> _Task to carry out_:
Lines that hold the word "xlabel" should be located and copied.

+-------+

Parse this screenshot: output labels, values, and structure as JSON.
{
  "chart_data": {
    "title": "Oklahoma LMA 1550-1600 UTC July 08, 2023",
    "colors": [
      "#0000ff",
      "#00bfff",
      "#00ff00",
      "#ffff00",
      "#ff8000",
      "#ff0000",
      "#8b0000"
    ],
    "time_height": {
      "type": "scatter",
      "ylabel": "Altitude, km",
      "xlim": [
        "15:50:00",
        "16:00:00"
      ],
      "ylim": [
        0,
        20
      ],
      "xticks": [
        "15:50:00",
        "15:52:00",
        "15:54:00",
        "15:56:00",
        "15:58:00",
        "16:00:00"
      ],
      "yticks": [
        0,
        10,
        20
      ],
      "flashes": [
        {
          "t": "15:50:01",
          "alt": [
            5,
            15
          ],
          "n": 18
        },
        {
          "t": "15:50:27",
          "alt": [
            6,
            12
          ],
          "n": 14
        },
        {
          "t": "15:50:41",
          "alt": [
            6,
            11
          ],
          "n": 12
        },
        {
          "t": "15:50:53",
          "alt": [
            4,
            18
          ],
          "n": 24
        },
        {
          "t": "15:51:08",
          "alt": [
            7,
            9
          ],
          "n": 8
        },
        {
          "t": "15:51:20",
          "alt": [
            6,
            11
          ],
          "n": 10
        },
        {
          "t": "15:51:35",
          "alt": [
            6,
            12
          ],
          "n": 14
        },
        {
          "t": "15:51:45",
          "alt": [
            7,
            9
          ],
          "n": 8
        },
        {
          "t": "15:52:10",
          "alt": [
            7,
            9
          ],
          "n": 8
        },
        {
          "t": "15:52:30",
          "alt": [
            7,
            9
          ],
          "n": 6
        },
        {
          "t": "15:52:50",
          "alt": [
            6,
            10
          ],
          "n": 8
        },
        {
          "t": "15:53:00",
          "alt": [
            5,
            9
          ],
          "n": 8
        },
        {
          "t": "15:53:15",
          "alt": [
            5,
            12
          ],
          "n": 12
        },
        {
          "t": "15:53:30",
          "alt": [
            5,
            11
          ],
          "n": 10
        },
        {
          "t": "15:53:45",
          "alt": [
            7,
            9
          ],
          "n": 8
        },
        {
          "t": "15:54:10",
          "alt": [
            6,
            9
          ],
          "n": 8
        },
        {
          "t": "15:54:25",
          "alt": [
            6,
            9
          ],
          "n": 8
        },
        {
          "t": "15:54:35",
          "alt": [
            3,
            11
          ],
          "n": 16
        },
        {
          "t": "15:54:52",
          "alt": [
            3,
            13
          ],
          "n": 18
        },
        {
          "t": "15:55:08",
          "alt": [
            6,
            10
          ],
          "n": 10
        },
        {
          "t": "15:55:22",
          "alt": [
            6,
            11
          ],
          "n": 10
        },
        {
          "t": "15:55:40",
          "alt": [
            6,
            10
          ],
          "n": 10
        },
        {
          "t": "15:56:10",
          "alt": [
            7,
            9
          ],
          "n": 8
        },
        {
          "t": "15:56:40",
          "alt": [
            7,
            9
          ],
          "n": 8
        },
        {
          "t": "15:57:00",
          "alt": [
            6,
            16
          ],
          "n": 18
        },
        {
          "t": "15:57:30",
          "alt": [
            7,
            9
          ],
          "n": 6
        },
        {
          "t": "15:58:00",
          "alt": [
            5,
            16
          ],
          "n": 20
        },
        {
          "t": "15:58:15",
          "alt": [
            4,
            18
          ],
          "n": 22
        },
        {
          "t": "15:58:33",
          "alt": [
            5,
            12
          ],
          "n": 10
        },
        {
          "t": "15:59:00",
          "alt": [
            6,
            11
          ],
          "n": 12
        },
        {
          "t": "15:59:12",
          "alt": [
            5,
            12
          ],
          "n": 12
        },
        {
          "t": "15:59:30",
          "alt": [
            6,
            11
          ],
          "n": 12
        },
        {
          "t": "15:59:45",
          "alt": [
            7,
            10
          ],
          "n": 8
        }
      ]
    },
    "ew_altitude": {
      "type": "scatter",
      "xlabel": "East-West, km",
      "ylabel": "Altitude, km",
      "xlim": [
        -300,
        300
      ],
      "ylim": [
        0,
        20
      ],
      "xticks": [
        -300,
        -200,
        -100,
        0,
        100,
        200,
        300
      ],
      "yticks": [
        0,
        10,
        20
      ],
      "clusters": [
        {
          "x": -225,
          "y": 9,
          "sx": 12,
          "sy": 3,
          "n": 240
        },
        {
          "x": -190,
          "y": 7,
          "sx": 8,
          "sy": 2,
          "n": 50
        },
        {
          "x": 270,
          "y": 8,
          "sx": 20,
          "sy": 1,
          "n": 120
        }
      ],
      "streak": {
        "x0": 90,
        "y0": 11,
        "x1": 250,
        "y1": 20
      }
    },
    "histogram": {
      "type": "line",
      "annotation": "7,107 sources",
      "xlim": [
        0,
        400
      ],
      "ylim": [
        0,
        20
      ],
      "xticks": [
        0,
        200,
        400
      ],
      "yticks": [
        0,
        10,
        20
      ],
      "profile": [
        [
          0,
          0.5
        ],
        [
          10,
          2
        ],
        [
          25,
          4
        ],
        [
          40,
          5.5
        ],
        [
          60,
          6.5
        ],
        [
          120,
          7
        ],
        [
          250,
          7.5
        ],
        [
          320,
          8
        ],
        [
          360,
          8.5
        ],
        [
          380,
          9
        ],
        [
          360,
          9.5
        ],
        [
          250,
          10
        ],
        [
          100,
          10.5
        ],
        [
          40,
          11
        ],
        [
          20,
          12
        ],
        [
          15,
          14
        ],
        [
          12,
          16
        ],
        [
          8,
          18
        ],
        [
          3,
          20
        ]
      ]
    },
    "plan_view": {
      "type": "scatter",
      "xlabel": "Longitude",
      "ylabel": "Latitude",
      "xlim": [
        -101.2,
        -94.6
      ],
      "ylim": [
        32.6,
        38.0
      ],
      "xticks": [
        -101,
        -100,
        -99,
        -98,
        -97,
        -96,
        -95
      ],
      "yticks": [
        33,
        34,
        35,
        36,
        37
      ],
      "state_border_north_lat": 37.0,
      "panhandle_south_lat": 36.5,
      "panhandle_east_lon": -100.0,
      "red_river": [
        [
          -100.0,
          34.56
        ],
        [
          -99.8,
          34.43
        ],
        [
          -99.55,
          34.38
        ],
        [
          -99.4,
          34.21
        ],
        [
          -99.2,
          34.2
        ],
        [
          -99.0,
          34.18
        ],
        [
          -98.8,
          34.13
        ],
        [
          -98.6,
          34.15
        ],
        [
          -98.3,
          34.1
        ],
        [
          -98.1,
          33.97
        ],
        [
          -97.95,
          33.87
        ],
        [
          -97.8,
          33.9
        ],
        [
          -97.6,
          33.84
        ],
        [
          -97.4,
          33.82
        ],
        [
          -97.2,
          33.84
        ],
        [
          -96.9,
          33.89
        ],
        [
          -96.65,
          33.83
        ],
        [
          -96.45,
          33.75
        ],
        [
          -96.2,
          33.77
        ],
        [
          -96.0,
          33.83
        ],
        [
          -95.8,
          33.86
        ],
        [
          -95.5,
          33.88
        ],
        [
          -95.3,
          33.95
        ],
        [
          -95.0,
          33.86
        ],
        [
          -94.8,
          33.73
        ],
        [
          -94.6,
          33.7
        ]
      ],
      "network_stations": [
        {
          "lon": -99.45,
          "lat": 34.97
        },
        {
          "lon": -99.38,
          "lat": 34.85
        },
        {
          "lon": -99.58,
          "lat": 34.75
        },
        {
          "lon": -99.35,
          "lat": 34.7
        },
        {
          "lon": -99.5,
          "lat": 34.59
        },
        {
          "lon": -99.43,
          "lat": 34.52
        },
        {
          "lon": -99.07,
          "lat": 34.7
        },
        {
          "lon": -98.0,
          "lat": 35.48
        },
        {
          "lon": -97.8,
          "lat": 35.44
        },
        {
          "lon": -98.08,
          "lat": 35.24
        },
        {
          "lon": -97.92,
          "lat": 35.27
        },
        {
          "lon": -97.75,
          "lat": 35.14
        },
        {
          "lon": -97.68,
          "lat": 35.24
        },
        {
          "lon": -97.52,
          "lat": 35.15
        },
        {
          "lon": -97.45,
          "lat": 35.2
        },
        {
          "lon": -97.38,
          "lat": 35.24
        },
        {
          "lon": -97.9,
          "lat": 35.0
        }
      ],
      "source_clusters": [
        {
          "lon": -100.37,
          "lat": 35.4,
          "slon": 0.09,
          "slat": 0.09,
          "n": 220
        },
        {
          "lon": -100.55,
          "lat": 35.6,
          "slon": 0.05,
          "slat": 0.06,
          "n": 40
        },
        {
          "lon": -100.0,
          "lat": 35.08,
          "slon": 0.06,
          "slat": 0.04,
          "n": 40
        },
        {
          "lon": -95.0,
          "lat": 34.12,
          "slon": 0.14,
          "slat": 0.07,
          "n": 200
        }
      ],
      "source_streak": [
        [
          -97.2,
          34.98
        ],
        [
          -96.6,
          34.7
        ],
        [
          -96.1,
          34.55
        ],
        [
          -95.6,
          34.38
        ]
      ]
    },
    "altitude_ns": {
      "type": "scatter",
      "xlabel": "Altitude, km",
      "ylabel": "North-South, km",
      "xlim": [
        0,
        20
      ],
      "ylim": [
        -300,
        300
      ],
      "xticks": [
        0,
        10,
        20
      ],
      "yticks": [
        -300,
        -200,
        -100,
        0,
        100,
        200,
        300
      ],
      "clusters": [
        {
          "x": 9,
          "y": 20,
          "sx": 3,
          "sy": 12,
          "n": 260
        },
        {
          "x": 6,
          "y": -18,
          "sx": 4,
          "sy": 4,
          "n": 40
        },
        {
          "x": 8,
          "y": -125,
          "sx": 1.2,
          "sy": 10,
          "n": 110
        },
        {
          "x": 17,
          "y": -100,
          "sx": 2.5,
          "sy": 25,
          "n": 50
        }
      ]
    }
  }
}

+-------+

> _Final result_:
      "xlabel": "East-West, km",
      "xlabel": "Longitude",
      "xlabel": "Altitude, km",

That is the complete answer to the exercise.